What the task asks: Lay out the records below as a JSON list of strings, one string per line, with blank lines omitted.

Dataset records:

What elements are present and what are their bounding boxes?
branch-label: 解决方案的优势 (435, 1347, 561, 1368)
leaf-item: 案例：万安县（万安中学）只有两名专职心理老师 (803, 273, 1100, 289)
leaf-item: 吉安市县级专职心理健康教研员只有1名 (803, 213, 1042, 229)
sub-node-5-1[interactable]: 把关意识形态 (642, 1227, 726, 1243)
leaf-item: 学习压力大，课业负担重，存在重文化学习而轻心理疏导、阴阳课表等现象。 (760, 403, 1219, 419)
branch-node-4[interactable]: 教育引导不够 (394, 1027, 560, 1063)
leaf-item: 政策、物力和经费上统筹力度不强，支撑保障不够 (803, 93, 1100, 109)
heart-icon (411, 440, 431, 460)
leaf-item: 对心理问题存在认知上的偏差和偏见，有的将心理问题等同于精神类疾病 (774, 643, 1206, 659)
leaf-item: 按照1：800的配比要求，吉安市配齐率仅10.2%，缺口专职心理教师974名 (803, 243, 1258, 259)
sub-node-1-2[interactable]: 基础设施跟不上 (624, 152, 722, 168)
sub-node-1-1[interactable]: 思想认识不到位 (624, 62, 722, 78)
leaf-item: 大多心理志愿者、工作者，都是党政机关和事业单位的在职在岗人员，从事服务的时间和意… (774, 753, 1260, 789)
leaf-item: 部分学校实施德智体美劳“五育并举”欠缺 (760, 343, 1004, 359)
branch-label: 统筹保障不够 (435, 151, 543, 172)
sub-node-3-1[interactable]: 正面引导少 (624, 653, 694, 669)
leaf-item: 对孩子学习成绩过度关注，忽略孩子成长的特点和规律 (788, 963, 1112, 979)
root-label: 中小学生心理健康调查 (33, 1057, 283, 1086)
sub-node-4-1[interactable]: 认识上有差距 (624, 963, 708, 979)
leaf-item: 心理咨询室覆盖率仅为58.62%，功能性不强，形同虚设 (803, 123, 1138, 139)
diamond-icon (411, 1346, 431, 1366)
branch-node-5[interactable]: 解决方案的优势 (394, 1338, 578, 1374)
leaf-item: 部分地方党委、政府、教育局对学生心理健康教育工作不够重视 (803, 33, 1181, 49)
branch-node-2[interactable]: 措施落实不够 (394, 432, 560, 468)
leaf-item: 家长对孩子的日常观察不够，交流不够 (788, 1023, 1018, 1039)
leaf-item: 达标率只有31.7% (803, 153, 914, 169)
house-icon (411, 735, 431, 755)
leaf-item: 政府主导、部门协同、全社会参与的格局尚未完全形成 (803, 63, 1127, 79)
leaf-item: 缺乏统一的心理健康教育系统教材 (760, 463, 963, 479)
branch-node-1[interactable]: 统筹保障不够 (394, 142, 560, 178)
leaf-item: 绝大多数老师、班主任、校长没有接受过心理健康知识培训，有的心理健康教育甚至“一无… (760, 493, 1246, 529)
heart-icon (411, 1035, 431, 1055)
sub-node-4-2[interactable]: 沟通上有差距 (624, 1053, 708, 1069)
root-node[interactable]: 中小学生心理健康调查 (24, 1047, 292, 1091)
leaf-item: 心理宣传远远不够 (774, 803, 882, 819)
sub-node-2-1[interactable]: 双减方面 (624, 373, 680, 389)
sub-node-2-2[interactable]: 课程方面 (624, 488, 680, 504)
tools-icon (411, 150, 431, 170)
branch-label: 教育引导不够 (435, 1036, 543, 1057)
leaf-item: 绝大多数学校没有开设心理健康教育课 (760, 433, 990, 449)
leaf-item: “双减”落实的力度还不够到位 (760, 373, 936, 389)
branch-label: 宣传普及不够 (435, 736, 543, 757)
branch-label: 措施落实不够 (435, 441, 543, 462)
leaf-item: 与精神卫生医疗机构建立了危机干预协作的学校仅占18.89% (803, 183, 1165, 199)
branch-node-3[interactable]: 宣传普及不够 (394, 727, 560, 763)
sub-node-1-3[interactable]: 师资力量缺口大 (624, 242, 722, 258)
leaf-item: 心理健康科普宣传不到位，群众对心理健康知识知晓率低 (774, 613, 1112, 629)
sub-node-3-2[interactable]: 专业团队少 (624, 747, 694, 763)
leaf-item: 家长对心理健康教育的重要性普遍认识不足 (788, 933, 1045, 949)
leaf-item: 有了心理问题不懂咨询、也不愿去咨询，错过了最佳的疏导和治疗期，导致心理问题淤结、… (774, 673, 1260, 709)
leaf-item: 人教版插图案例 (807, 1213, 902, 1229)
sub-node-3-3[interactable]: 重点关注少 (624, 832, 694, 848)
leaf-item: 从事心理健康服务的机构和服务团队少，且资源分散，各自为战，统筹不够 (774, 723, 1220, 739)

Exercise answer:
[
  "What elements are present and what are their bounding boxes?",
  "branch-label: 解决方案的优势 (435, 1347, 561, 1368)",
  "leaf-item: 案例：万安县（万安中学）只有两名专职心理老师 (803, 273, 1100, 289)",
  "leaf-item: 吉安市县级专职心理健康教研员只有1名 (803, 213, 1042, 229)",
  "sub-node-5-1[interactable]: 把关意识形态 (642, 1227, 726, 1243)",
  "leaf-item: 学习压力大，课业负担重，存在重文化学习而轻心理疏导、阴阳课表等现象。 (760, 403, 1219, 419)",
  "branch-node-4[interactable]: 教育引导不够 (394, 1027, 560, 1063)",
  "leaf-item: 政策、物力和经费上统筹力度不强，支撑保障不够 (803, 93, 1100, 109)",
  "heart-icon (411, 440, 431, 460)",
  "leaf-item: 对心理问题存在认知上的偏差和偏见，有的将心理问题等同于精神类疾病 (774, 643, 1206, 659)",
  "leaf-item: 按照1：800的配比要求，吉安市配齐率仅10.2%，缺口专职心理教师974名 (803, 243, 1258, 259)",
  "sub-node-1-2[interactable]: 基础设施跟不上 (624, 152, 722, 168)",
  "sub-node-1-1[interactable]: 思想认识不到位 (624, 62, 722, 78)",
  "leaf-item: 大多心理志愿者、工作者，都是党政机关和事业单位的在职在岗人员，从事服务的时间和意… (774, 753, 1260, 789)",
  "leaf-item: 部分学校实施德智体美劳“五育并举”欠缺 (760, 343, 1004, 359)",
  "branch-label: 统筹保障不够 (435, 151, 543, 172)",
  "sub-node-3-1[interactable]: 正面引导少 (624, 653, 694, 669)",
  "leaf-item: 对孩子学习成绩过度关注，忽略孩子成长的特点和规律 (788, 963, 1112, 979)",
  "root-label: 中小学生心理健康调查 (33, 1057, 283, 1086)",
  "sub-node-4-1[interactable]: 认识上有差距 (624, 963, 708, 979)",
  "leaf-item: 心理咨询室覆盖率仅为58.62%，功能性不强，形同虚设 (803, 123, 1138, 139)",
  "diamond-icon (411, 1346, 431, 1366)",
  "branch-node-5[interactable]: 解决方案的优势 (394, 1338, 578, 1374)",
  "leaf-item: 部分地方党委、政府、教育局对学生心理健康教育工作不够重视 (803, 33, 1181, 49)",
  "branch-node-2[interactable]: 措施落实不够 (394, 432, 560, 468)",
  "leaf-item: 家长对孩子的日常观察不够，交流不够 (788, 1023, 1018, 1039)",
  "leaf-item: 达标率只有31.7% (803, 153, 914, 169)",
  "house-icon (411, 735, 431, 755)",
  "leaf-item: 政府主导、部门协同、全社会参与的格局尚未完全形成 (803, 63, 1127, 79)",
  "leaf-item: 缺乏统一的心理健康教育系统教材 (760, 463, 963, 479)",
  "branch-node-1[interactable]: 统筹保障不够 (394, 142, 560, 178)",
  "leaf-item: 绝大多数老师、班主任、校长没有接受过心理健康知识培训，有的心理健康教育甚至“一无… (760, 493, 1246, 529)",
  "heart-icon (411, 1035, 431, 1055)",
  "sub-node-4-2[interactable]: 沟通上有差距 (624, 1053, 708, 1069)",
  "root-node[interactable]: 中小学生心理健康调查 (24, 1047, 292, 1091)",
  "leaf-item: 心理宣传远远不够 (774, 803, 882, 819)",
  "sub-node-2-1[interactable]: 双减方面 (624, 373, 680, 389)",
  "sub-node-2-2[interactable]: 课程方面 (624, 488, 680, 504)",
  "tools-icon (411, 150, 431, 170)",
  "branch-label: 教育引导不够 (435, 1036, 543, 1057)",
  "leaf-item: 绝大多数学校没有开设心理健康教育课 (760, 433, 990, 449)",
  "leaf-item: “双减”落实的力度还不够到位 (760, 373, 936, 389)",
  "branch-label: 宣传普及不够 (435, 736, 543, 757)",
  "branch-label: 措施落实不够 (435, 441, 543, 462)",
  "leaf-item: 与精神卫生医疗机构建立了危机干预协作的学校仅占18.89% (803, 183, 1165, 199)",
  "branch-node-3[interactable]: 宣传普及不够 (394, 727, 560, 763)",
  "sub-node-1-3[interactable]: 师资力量缺口大 (624, 242, 722, 258)",
  "leaf-item: 心理健康科普宣传不到位，群众对心理健康知识知晓率低 (774, 613, 1112, 629)",
  "sub-node-3-2[interactable]: 专业团队少 (624, 747, 694, 763)",
  "leaf-item: 家长对心理健康教育的重要性普遍认识不足 (788, 933, 1045, 949)",
  "leaf-item: 有了心理问题不懂咨询、也不愿去咨询，错过了最佳的疏导和治疗期，导致心理问题淤结、… (774, 673, 1260, 709)",
  "leaf-item: 人教版插图案例 (807, 1213, 902, 1229)",
  "sub-node-3-3[interactable]: 重点关注少 (624, 832, 694, 848)",
  "leaf-item: 从事心理健康服务的机构和服务团队少，且资源分散，各自为战，统筹不够 (774, 723, 1220, 739)"
]